Dataset items:
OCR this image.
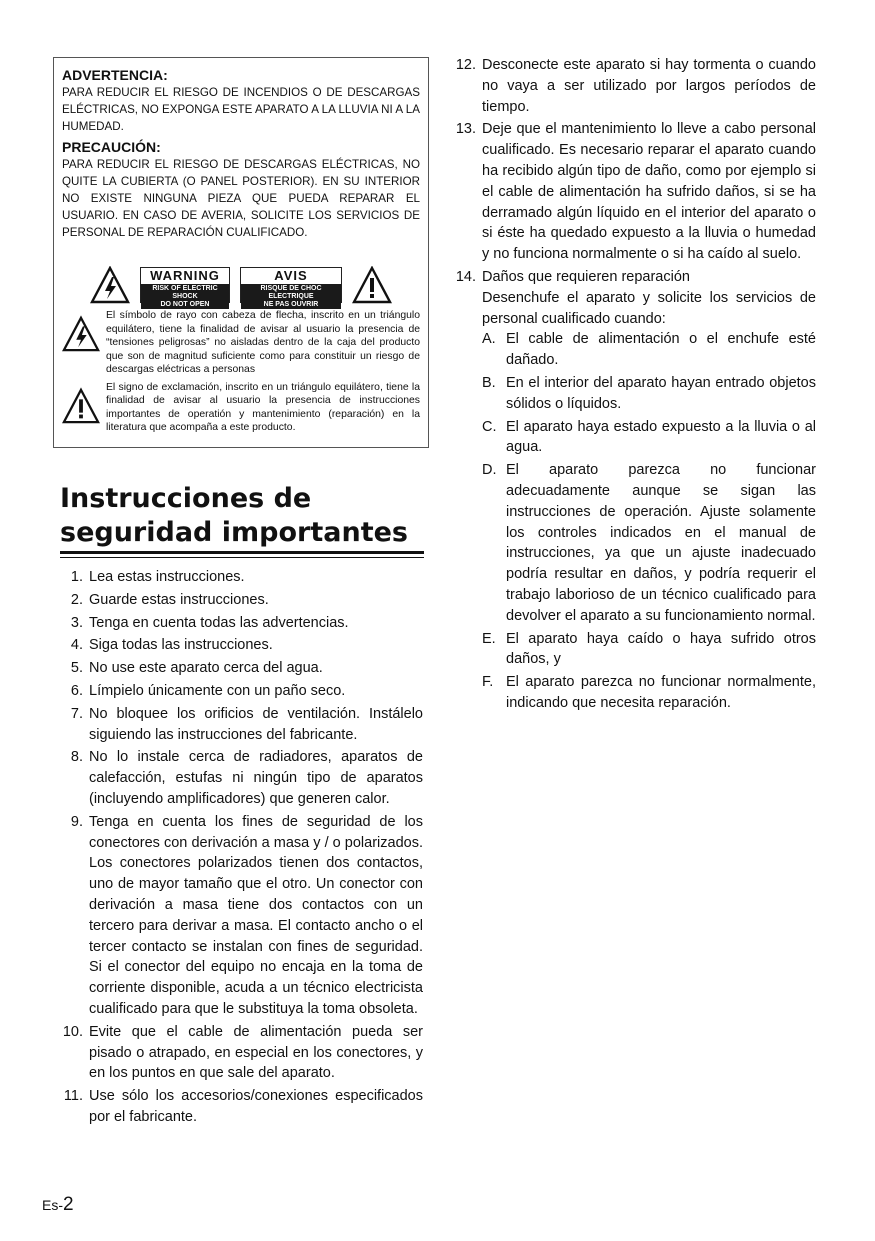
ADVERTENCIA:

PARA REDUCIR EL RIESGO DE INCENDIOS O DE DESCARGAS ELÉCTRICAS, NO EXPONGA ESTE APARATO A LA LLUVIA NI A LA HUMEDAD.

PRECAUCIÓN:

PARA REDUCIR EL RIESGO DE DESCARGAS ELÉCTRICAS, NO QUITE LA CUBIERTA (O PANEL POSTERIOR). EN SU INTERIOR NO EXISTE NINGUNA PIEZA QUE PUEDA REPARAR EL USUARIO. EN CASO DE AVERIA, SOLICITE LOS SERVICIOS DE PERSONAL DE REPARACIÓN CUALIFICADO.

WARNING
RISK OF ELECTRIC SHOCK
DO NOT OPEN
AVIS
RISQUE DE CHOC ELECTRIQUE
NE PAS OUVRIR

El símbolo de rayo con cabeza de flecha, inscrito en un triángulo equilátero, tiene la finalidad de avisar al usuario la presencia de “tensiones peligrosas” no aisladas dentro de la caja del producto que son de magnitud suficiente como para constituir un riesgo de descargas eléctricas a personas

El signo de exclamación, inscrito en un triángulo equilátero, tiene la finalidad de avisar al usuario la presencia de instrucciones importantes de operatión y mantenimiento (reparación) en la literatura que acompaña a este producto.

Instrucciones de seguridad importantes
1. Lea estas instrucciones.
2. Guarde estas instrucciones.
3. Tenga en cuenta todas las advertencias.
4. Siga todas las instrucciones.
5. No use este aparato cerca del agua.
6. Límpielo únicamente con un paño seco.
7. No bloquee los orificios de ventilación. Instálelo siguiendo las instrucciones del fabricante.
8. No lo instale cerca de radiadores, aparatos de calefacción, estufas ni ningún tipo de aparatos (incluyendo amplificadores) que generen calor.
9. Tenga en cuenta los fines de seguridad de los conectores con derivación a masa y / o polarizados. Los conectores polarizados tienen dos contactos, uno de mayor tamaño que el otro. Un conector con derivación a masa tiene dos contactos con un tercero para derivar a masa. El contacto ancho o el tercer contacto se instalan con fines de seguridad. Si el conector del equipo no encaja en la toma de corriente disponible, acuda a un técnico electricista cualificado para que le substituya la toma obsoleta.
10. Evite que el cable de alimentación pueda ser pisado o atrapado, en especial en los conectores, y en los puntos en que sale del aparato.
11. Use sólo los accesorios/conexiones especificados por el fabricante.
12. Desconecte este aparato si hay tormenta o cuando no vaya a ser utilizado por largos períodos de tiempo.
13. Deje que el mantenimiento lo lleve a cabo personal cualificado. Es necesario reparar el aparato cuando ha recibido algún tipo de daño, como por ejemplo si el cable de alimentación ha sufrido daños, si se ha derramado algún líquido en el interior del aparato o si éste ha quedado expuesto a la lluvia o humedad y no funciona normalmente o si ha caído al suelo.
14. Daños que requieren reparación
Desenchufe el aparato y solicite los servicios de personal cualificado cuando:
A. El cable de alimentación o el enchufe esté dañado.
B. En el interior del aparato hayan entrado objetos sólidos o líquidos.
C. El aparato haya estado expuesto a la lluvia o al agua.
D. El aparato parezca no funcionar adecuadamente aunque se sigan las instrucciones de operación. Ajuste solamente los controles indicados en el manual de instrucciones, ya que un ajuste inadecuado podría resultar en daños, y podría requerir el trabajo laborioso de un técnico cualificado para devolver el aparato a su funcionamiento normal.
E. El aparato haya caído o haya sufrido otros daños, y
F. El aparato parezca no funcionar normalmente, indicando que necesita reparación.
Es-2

JOB — All of the records need repeating exactly, except for the pictures.

TASK RESULT —
OCR this image.
ADVERTENCIA:

PARA REDUCIR EL RIESGO DE INCENDIOS O DE DESCARGAS ELÉCTRICAS, NO EXPONGA ESTE APARATO A LA LLUVIA NI A LA HUMEDAD.

PRECAUCIÓN:

PARA REDUCIR EL RIESGO DE DESCARGAS ELÉCTRICAS, NO QUITE LA CUBIERTA (O PANEL POSTERIOR). EN SU INTERIOR NO EXISTE NINGUNA PIEZA QUE PUEDA REPARAR EL USUARIO. EN CASO DE AVERIA, SOLICITE LOS SERVICIOS DE PERSONAL DE REPARACIÓN CUALIFICADO.

WARNING
RISK OF ELECTRIC SHOCK
DO NOT OPEN
AVIS
RISQUE DE CHOC ELECTRIQUE
NE PAS OUVRIR

El símbolo de rayo con cabeza de flecha, inscrito en un triángulo equilátero, tiene la finalidad de avisar al usuario la presencia de “tensiones peligrosas” no aisladas dentro de la caja del producto que son de magnitud suficiente como para constituir un riesgo de descargas eléctricas a personas

El signo de exclamación, inscrito en un triángulo equilátero, tiene la finalidad de avisar al usuario la presencia de instrucciones importantes de operatión y mantenimiento (reparación) en la literatura que acompaña a este producto.

Instrucciones de seguridad importantes
1. Lea estas instrucciones.
2. Guarde estas instrucciones.
3. Tenga en cuenta todas las advertencias.
4. Siga todas las instrucciones.
5. No use este aparato cerca del agua.
6. Límpielo únicamente con un paño seco.
7. No bloquee los orificios de ventilación. Instálelo siguiendo las instrucciones del fabricante.
8. No lo instale cerca de radiadores, aparatos de calefacción, estufas ni ningún tipo de aparatos (incluyendo amplificadores) que generen calor.
9. Tenga en cuenta los fines de seguridad de los conectores con derivación a masa y / o polarizados. Los conectores polarizados tienen dos contactos, uno de mayor tamaño que el otro. Un conector con derivación a masa tiene dos contactos con un tercero para derivar a masa. El contacto ancho o el tercer contacto se instalan con fines de seguridad. Si el conector del equipo no encaja en la toma de corriente disponible, acuda a un técnico electricista cualificado para que le substituya la toma obsoleta.
10. Evite que el cable de alimentación pueda ser pisado o atrapado, en especial en los conectores, y en los puntos en que sale del aparato.
11. Use sólo los accesorios/conexiones especificados por el fabricante.
12. Desconecte este aparato si hay tormenta o cuando no vaya a ser utilizado por largos períodos de tiempo.
13. Deje que el mantenimiento lo lleve a cabo personal cualificado. Es necesario reparar el aparato cuando ha recibido algún tipo de daño, como por ejemplo si el cable de alimentación ha sufrido daños, si se ha derramado algún líquido en el interior del aparato o si éste ha quedado expuesto a la lluvia o humedad y no funciona normalmente o si ha caído al suelo.
14. Daños que requieren reparación
Desenchufe el aparato y solicite los servicios de personal cualificado cuando:
A. El cable de alimentación o el enchufe esté dañado.
B. En el interior del aparato hayan entrado objetos sólidos o líquidos.
C. El aparato haya estado expuesto a la lluvia o al agua.
D. El aparato parezca no funcionar adecuadamente aunque se sigan las instrucciones de operación. Ajuste solamente los controles indicados en el manual de instrucciones, ya que un ajuste inadecuado podría resultar en daños, y podría requerir el trabajo laborioso de un técnico cualificado para devolver el aparato a su funcionamiento normal.
E. El aparato haya caído o haya sufrido otros daños, y
F. El aparato parezca no funcionar normalmente, indicando que necesita reparación.
Es-2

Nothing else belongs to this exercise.